GIVEN ENTRIES ::
━━━━━━━━

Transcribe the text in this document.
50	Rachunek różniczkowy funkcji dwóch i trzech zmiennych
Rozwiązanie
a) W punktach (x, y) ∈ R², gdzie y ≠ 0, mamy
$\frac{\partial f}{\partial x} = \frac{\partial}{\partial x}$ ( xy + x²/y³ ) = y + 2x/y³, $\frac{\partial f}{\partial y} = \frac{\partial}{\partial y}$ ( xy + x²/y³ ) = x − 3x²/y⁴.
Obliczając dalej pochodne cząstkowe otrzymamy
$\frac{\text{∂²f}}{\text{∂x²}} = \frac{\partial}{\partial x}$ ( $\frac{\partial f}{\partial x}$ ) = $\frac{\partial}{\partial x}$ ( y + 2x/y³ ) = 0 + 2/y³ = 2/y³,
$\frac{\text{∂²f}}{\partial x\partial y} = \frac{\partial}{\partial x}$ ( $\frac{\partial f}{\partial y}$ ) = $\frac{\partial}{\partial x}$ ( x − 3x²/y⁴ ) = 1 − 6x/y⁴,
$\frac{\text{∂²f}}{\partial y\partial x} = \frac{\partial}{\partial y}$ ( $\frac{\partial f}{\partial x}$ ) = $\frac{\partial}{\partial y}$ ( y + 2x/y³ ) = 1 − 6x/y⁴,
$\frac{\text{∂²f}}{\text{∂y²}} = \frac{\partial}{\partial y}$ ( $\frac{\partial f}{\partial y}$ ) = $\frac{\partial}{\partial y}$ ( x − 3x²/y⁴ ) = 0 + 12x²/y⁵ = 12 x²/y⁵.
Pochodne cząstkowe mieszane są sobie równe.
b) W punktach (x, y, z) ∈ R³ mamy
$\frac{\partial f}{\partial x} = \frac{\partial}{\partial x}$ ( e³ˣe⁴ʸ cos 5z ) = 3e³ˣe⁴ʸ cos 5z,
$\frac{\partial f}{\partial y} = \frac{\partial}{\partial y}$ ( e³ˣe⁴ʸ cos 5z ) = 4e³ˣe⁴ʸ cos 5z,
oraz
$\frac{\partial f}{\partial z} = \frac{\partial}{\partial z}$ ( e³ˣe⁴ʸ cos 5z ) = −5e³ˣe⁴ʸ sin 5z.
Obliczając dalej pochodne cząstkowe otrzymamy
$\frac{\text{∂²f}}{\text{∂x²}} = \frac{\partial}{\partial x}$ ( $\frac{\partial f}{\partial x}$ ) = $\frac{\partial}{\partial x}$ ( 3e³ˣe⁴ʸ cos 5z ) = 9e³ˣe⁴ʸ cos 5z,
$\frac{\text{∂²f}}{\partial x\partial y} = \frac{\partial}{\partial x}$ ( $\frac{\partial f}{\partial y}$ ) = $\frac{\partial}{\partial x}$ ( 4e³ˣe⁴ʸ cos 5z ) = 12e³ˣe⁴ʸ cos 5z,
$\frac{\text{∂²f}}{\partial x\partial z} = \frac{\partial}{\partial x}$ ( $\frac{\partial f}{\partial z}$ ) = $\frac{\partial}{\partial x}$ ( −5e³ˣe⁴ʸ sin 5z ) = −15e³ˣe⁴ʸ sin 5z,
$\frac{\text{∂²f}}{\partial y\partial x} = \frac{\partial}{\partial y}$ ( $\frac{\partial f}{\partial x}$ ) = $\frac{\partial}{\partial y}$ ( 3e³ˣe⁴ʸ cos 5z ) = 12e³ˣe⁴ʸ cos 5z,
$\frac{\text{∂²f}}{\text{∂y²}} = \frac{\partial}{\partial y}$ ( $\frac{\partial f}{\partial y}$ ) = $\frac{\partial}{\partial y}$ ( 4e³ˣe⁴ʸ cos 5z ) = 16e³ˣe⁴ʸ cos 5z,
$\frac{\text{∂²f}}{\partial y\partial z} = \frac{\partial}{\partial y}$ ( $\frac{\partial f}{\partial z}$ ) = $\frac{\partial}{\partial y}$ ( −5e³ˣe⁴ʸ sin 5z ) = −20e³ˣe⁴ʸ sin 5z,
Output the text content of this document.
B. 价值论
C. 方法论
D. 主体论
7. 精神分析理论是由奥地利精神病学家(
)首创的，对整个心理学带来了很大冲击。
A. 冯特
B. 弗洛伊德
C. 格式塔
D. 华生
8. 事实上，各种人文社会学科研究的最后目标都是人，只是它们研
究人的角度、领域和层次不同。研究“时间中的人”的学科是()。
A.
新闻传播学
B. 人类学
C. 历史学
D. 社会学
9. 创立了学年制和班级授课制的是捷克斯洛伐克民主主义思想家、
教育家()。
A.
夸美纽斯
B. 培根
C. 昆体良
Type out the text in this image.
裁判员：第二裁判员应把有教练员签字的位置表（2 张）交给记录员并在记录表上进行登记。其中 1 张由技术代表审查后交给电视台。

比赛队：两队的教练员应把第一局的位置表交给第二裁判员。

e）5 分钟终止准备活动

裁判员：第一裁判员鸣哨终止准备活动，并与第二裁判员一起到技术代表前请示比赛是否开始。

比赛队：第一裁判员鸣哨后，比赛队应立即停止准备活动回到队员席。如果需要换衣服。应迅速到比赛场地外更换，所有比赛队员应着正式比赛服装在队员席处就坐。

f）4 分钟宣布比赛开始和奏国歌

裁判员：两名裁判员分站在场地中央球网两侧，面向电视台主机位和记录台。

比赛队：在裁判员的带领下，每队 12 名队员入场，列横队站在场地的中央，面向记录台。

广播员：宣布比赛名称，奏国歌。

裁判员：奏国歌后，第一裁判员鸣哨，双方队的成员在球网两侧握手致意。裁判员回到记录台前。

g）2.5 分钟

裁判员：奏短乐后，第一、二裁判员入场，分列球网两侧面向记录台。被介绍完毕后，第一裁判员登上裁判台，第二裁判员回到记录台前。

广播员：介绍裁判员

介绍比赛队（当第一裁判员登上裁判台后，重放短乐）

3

━━━━━━━━

EXERCISE OBJECTIVE :: The answer is a single number: how many lines include the word "document"?

RESULT OF THIS EXERCISE :: 2